• WHAT THE TASK REQUIRES:
Note how many lines contain "Winners" and give that number, with nothing else.

• WORKING DATA:
++++++

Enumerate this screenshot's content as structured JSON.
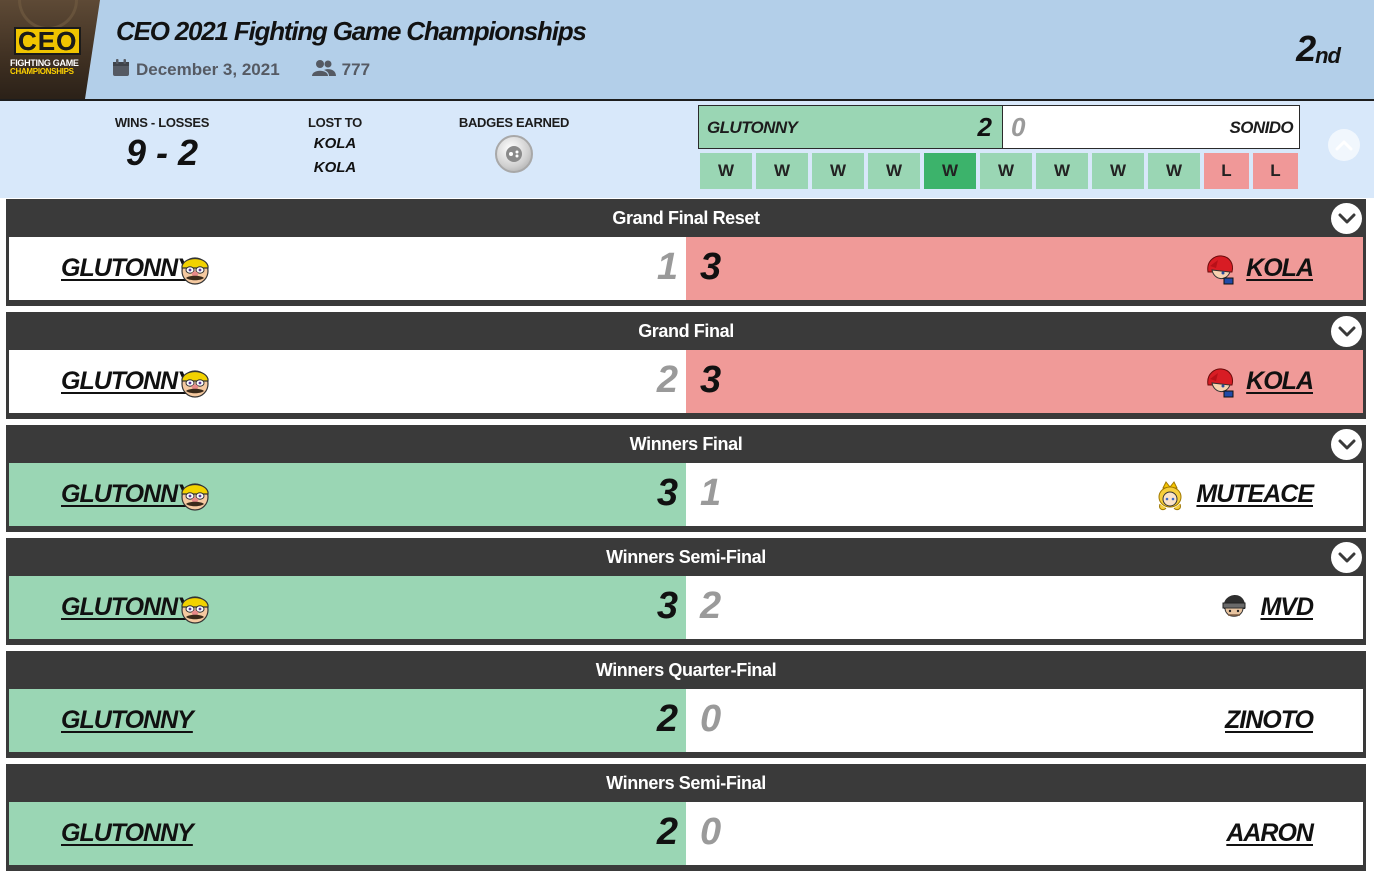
{
  "event": {
    "logo_text": "CEO",
    "logo_sub1": "FIGHTING GAME",
    "logo_sub2": "CHAMPIONSHIPS",
    "title": "CEO 2021 Fighting Game Championships",
    "date": "December 3, 2021",
    "entrants": "777",
    "placement_num": "2",
    "placement_suffix": "nd"
  },
  "stats": {
    "wl_label": "WINS - LOSSES",
    "wl_value": "9 - 2",
    "lost_to_label": "LOST TO",
    "lost_to": [
      "KOLA",
      "KOLA"
    ],
    "badges_label": "BADGES EARNED"
  },
  "mini_scoreboard": {
    "left_name": "GLUTONNY",
    "left_score": "2",
    "right_score": "0",
    "right_name": "SONIDO"
  },
  "results": [
    {
      "label": "W",
      "type": "w"
    },
    {
      "label": "W",
      "type": "w"
    },
    {
      "label": "W",
      "type": "w"
    },
    {
      "label": "W",
      "type": "w"
    },
    {
      "label": "W",
      "type": "w-hl"
    },
    {
      "label": "W",
      "type": "w"
    },
    {
      "label": "W",
      "type": "w"
    },
    {
      "label": "W",
      "type": "w"
    },
    {
      "label": "W",
      "type": "w"
    },
    {
      "label": "L",
      "type": "l"
    },
    {
      "label": "L",
      "type": "l"
    }
  ],
  "colors": {
    "header_bg": "#b3cfe9",
    "stats_bg": "#d8e8fa",
    "win_green": "#9ad6b4",
    "highlight_green": "#3cb36b",
    "loss_red": "#f09a98",
    "card_dark": "#3a3a3a"
  },
  "matches": [
    {
      "round": "Grand Final Reset",
      "p1": "GLUTONNY",
      "p1_score": "1",
      "p2_score": "3",
      "p2": "KOLA",
      "winner": "p2",
      "p1_icon": "wario-icon",
      "p2_icon": "roy-icon",
      "expandable": true
    },
    {
      "round": "Grand Final",
      "p1": "GLUTONNY",
      "p1_score": "2",
      "p2_score": "3",
      "p2": "KOLA",
      "winner": "p2",
      "p1_icon": "wario-icon",
      "p2_icon": "roy-icon",
      "expandable": true
    },
    {
      "round": "Winners Final",
      "p1": "GLUTONNY",
      "p1_score": "3",
      "p2_score": "1",
      "p2": "MUTEACE",
      "winner": "p1",
      "p1_icon": "wario-icon",
      "p2_icon": "peach-icon",
      "expandable": true
    },
    {
      "round": "Winners Semi-Final",
      "p1": "GLUTONNY",
      "p1_score": "3",
      "p2_score": "2",
      "p2": "MVD",
      "winner": "p1",
      "p1_icon": "wario-icon",
      "p2_icon": "snake-icon",
      "expandable": true
    },
    {
      "round": "Winners Quarter-Final",
      "p1": "GLUTONNY",
      "p1_score": "2",
      "p2_score": "0",
      "p2": "ZINOTO",
      "winner": "p1",
      "p1_icon": "",
      "p2_icon": "",
      "expandable": false
    },
    {
      "round": "Winners Semi-Final",
      "p1": "GLUTONNY",
      "p1_score": "2",
      "p2_score": "0",
      "p2": "AARON",
      "winner": "p1",
      "p1_icon": "",
      "p2_icon": "",
      "expandable": false
    }
  ]
}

++++++

• ANSWER TO THIS TASK:
4